#### Problem statement
Leave the pictures out. Return all other data exactly.

-- Start Input data --

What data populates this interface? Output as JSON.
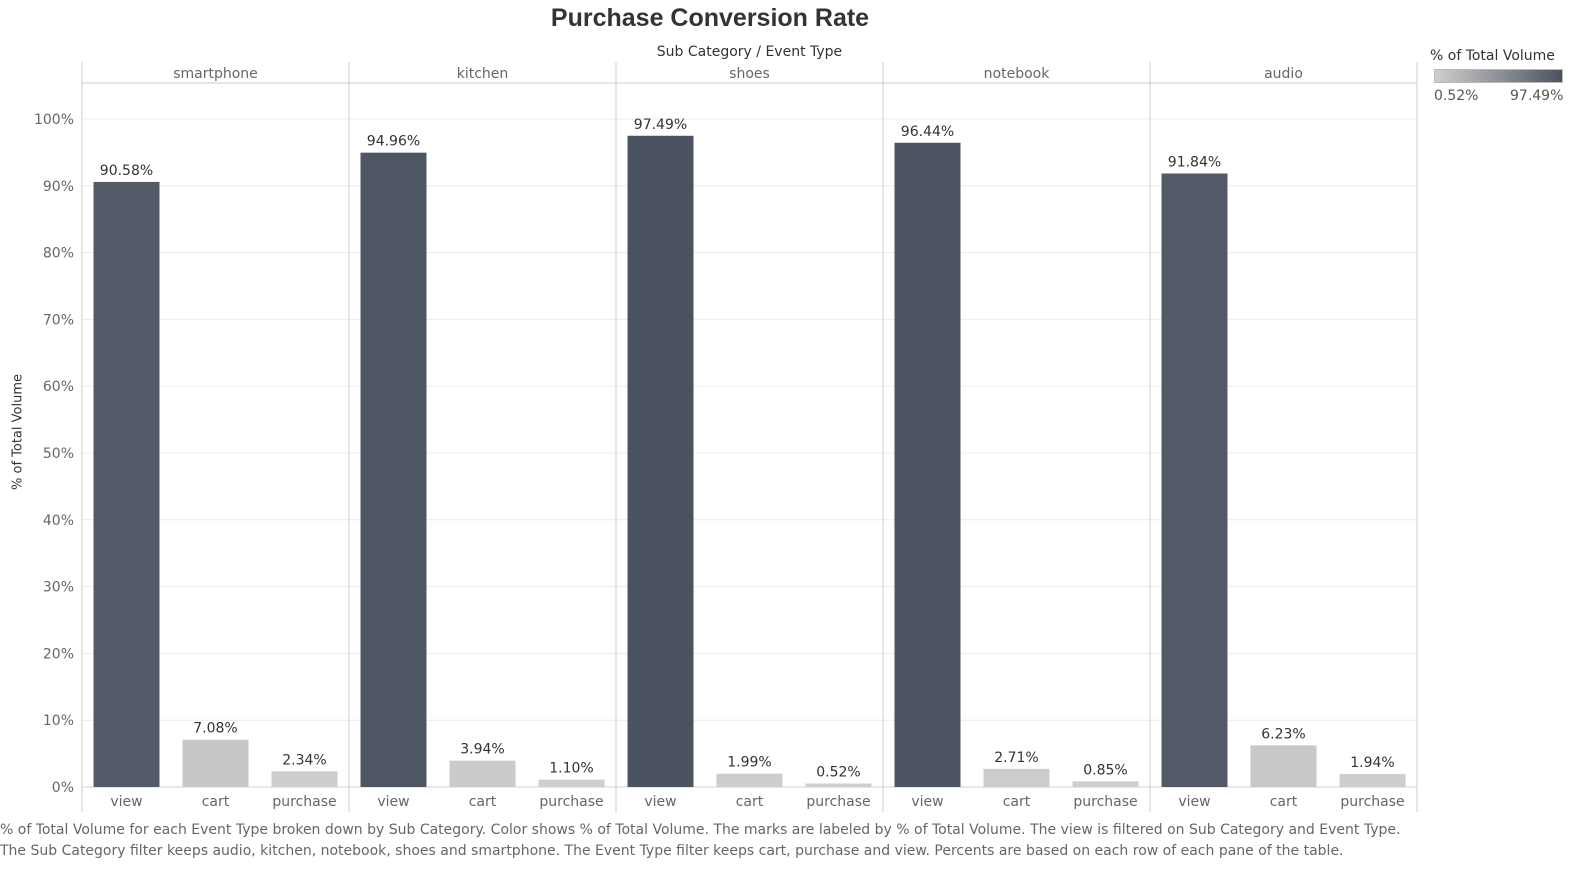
{
  "chart_data": {
    "type": "bar",
    "title": "Purchase Conversion Rate",
    "column_header_title": "Sub Category / Event Type",
    "ylabel": "% of Total Volume",
    "ylim": [
      0,
      100
    ],
    "yticks": [
      "0%",
      "10%",
      "20%",
      "30%",
      "40%",
      "50%",
      "60%",
      "70%",
      "80%",
      "90%",
      "100%"
    ],
    "grid": true,
    "event_types": [
      "view",
      "cart",
      "purchase"
    ],
    "panels": [
      {
        "category": "smartphone",
        "values": [
          90.58,
          7.08,
          2.34
        ],
        "labels": [
          "90.58%",
          "7.08%",
          "2.34%"
        ]
      },
      {
        "category": "kitchen",
        "values": [
          94.96,
          3.94,
          1.1
        ],
        "labels": [
          "94.96%",
          "3.94%",
          "1.10%"
        ]
      },
      {
        "category": "shoes",
        "values": [
          97.49,
          1.99,
          0.52
        ],
        "labels": [
          "97.49%",
          "1.99%",
          "0.52%"
        ]
      },
      {
        "category": "notebook",
        "values": [
          96.44,
          2.71,
          0.85
        ],
        "labels": [
          "96.44%",
          "2.71%",
          "0.85%"
        ]
      },
      {
        "category": "audio",
        "values": [
          91.84,
          6.23,
          1.94
        ],
        "labels": [
          "91.84%",
          "6.23%",
          "1.94%"
        ]
      }
    ],
    "color_legend": {
      "title": "% of Total Volume",
      "min_label": "0.52%",
      "max_label": "97.49%",
      "min_value": 0.52,
      "max_value": 97.49,
      "low_color": "#cfcfcf",
      "high_color": "#4b5260",
      "placement": "top-right"
    },
    "caption": "% of Total Volume for each Event Type broken down by Sub Category.  Color shows % of Total Volume.  The marks are labeled by % of Total Volume. The view is filtered on Sub Category and Event Type. The Sub Category filter keeps audio, kitchen, notebook, shoes and smartphone. The Event Type filter keeps cart, purchase and view. Percents are based on each row of each pane of the table."
  }
}
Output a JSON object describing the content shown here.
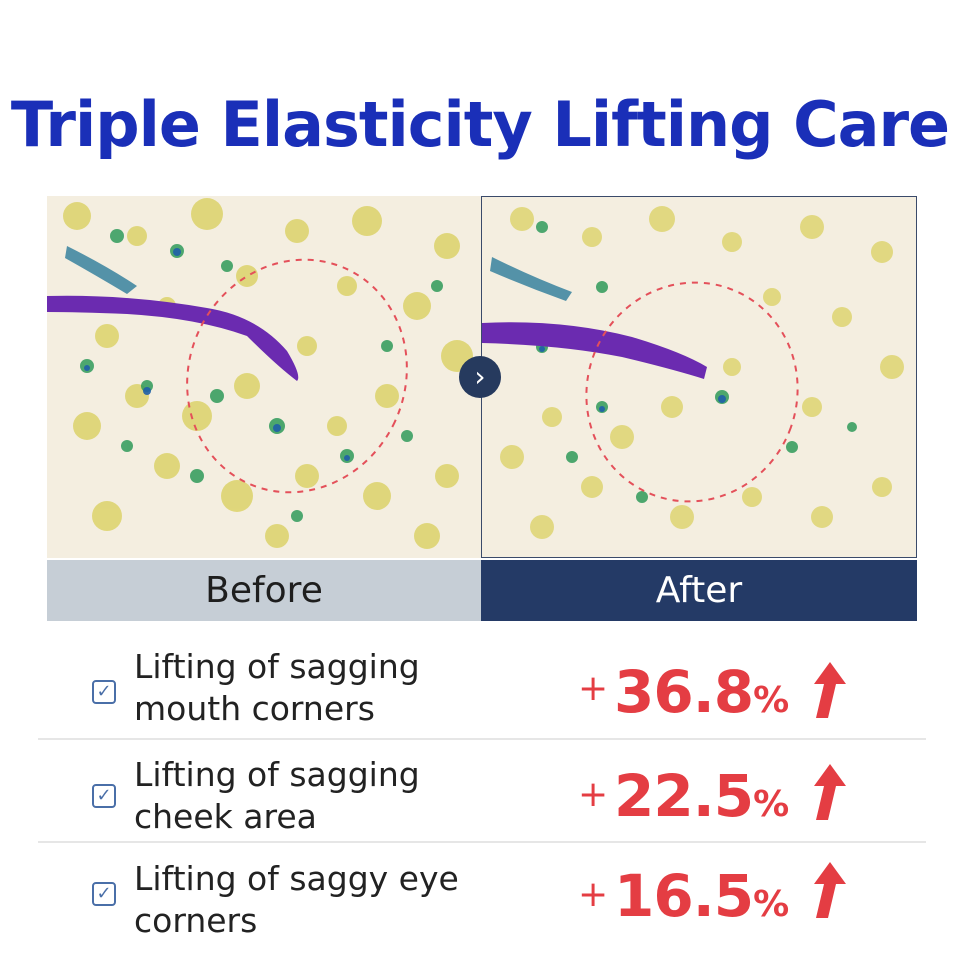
{
  "title": "Triple Elasticity Lifting Care",
  "comparison": {
    "before_label": "Before",
    "after_label": "After",
    "next_icon": "chevron-right-icon"
  },
  "results": [
    {
      "label_line1": "Lifting of sagging",
      "label_line2": "mouth corners",
      "plus": "+",
      "value": "36.8",
      "unit": "%",
      "icon": "up-arrow-icon"
    },
    {
      "label_line1": "Lifting of sagging",
      "label_line2": "cheek area",
      "plus": "+",
      "value": "22.5",
      "unit": "%",
      "icon": "up-arrow-icon"
    },
    {
      "label_line1": "Lifting of saggy eye",
      "label_line2": "corners",
      "plus": "+",
      "value": "16.5",
      "unit": "%",
      "icon": "up-arrow-icon"
    }
  ],
  "colors": {
    "title": "#1a2fb8",
    "after_bar": "#243a66",
    "before_bar": "#c6ced6",
    "accent_red": "#e43d43"
  }
}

-- End Input data --

#### Task output
What data populates this interface? Output as JSON.
{
  "chart_data": {
    "type": "bar",
    "title": "Purchase Conversion Rate",
    "column_header_title": "Sub Category / Event Type",
    "ylabel": "% of Total Volume",
    "ylim": [
      0,
      100
    ],
    "yticks": [
      "0%",
      "10%",
      "20%",
      "30%",
      "40%",
      "50%",
      "60%",
      "70%",
      "80%",
      "90%",
      "100%"
    ],
    "grid": true,
    "event_types": [
      "view",
      "cart",
      "purchase"
    ],
    "panels": [
      {
        "category": "smartphone",
        "values": [
          90.58,
          7.08,
          2.34
        ],
        "labels": [
          "90.58%",
          "7.08%",
          "2.34%"
        ]
      },
      {
        "category": "kitchen",
        "values": [
          94.96,
          3.94,
          1.1
        ],
        "labels": [
          "94.96%",
          "3.94%",
          "1.10%"
        ]
      },
      {
        "category": "shoes",
        "values": [
          97.49,
          1.99,
          0.52
        ],
        "labels": [
          "97.49%",
          "1.99%",
          "0.52%"
        ]
      },
      {
        "category": "notebook",
        "values": [
          96.44,
          2.71,
          0.85
        ],
        "labels": [
          "96.44%",
          "2.71%",
          "0.85%"
        ]
      },
      {
        "category": "audio",
        "values": [
          91.84,
          6.23,
          1.94
        ],
        "labels": [
          "91.84%",
          "6.23%",
          "1.94%"
        ]
      }
    ],
    "color_legend": {
      "title": "% of Total Volume",
      "min_label": "0.52%",
      "max_label": "97.49%",
      "min_value": 0.52,
      "max_value": 97.49,
      "low_color": "#cfcfcf",
      "high_color": "#4b5260",
      "placement": "top-right"
    },
    "caption": "% of Total Volume for each Event Type broken down by Sub Category.  Color shows % of Total Volume.  The marks are labeled by % of Total Volume. The view is filtered on Sub Category and Event Type. The Sub Category filter keeps audio, kitchen, notebook, shoes and smartphone. The Event Type filter keeps cart, purchase and view. Percents are based on each row of each pane of the table."
  }
}
Output a JSON object describing the content shown here.
{
  "title": "Triple Elasticity Lifting Care",
  "comparison": {
    "before_label": "Before",
    "after_label": "After",
    "next_icon": "chevron-right-icon"
  },
  "results": [
    {
      "label_line1": "Lifting of sagging",
      "label_line2": "mouth corners",
      "plus": "+",
      "value": "36.8",
      "unit": "%",
      "icon": "up-arrow-icon"
    },
    {
      "label_line1": "Lifting of sagging",
      "label_line2": "cheek area",
      "plus": "+",
      "value": "22.5",
      "unit": "%",
      "icon": "up-arrow-icon"
    },
    {
      "label_line1": "Lifting of saggy eye",
      "label_line2": "corners",
      "plus": "+",
      "value": "16.5",
      "unit": "%",
      "icon": "up-arrow-icon"
    }
  ],
  "colors": {
    "title": "#1a2fb8",
    "after_bar": "#243a66",
    "before_bar": "#c6ced6",
    "accent_red": "#e43d43"
  }
}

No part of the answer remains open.